What is being asked
Go through the material and write it all out exactly, minus the pictures.

-- begin Data to process --

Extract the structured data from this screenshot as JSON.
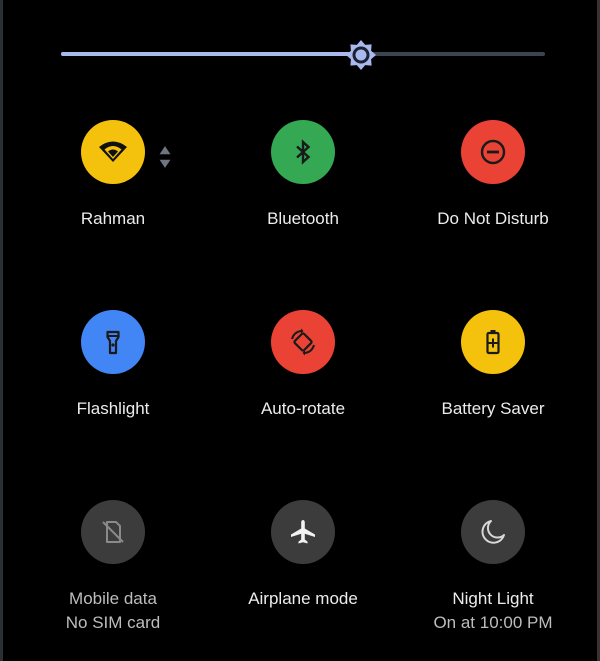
{
  "brightness": {
    "level": 0.62,
    "track_color": "#3c4452",
    "fill_color": "#a9b9ee",
    "thumb_icon": "brightness-sun-icon"
  },
  "tiles": [
    {
      "id": "wifi",
      "label": "Rahman",
      "sub": "",
      "icon": "wifi-icon",
      "color": "#f4c20d",
      "state": "on",
      "extra_icon": "signal-arrows-icon"
    },
    {
      "id": "bluetooth",
      "label": "Bluetooth",
      "sub": "",
      "icon": "bluetooth-icon",
      "color": "#34a853",
      "state": "on"
    },
    {
      "id": "dnd",
      "label": "Do Not Disturb",
      "sub": "",
      "icon": "do-not-disturb-icon",
      "color": "#ea4335",
      "state": "on"
    },
    {
      "id": "flashlight",
      "label": "Flashlight",
      "sub": "",
      "icon": "flashlight-icon",
      "color": "#4285f4",
      "state": "on"
    },
    {
      "id": "autorotate",
      "label": "Auto-rotate",
      "sub": "",
      "icon": "auto-rotate-icon",
      "color": "#ea4335",
      "state": "on"
    },
    {
      "id": "battery",
      "label": "Battery Saver",
      "sub": "",
      "icon": "battery-saver-icon",
      "color": "#f4c20d",
      "state": "on"
    },
    {
      "id": "mobiledata",
      "label": "Mobile data",
      "sub": "No SIM card",
      "icon": "no-sim-icon",
      "color": "#3c3c3c",
      "state": "disabled"
    },
    {
      "id": "airplane",
      "label": "Airplane mode",
      "sub": "",
      "icon": "airplane-icon",
      "color": "#3c3c3c",
      "state": "off"
    },
    {
      "id": "nightlight",
      "label": "Night Light",
      "sub": "On at 10:00 PM",
      "icon": "night-light-icon",
      "color": "#3c3c3c",
      "state": "off"
    }
  ]
}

-- end Data to process --

Written solution
Extract the structured data from this screenshot as JSON.
{
  "brightness": {
    "level": 0.62,
    "track_color": "#3c4452",
    "fill_color": "#a9b9ee",
    "thumb_icon": "brightness-sun-icon"
  },
  "tiles": [
    {
      "id": "wifi",
      "label": "Rahman",
      "sub": "",
      "icon": "wifi-icon",
      "color": "#f4c20d",
      "state": "on",
      "extra_icon": "signal-arrows-icon"
    },
    {
      "id": "bluetooth",
      "label": "Bluetooth",
      "sub": "",
      "icon": "bluetooth-icon",
      "color": "#34a853",
      "state": "on"
    },
    {
      "id": "dnd",
      "label": "Do Not Disturb",
      "sub": "",
      "icon": "do-not-disturb-icon",
      "color": "#ea4335",
      "state": "on"
    },
    {
      "id": "flashlight",
      "label": "Flashlight",
      "sub": "",
      "icon": "flashlight-icon",
      "color": "#4285f4",
      "state": "on"
    },
    {
      "id": "autorotate",
      "label": "Auto-rotate",
      "sub": "",
      "icon": "auto-rotate-icon",
      "color": "#ea4335",
      "state": "on"
    },
    {
      "id": "battery",
      "label": "Battery Saver",
      "sub": "",
      "icon": "battery-saver-icon",
      "color": "#f4c20d",
      "state": "on"
    },
    {
      "id": "mobiledata",
      "label": "Mobile data",
      "sub": "No SIM card",
      "icon": "no-sim-icon",
      "color": "#3c3c3c",
      "state": "disabled"
    },
    {
      "id": "airplane",
      "label": "Airplane mode",
      "sub": "",
      "icon": "airplane-icon",
      "color": "#3c3c3c",
      "state": "off"
    },
    {
      "id": "nightlight",
      "label": "Night Light",
      "sub": "On at 10:00 PM",
      "icon": "night-light-icon",
      "color": "#3c3c3c",
      "state": "off"
    }
  ]
}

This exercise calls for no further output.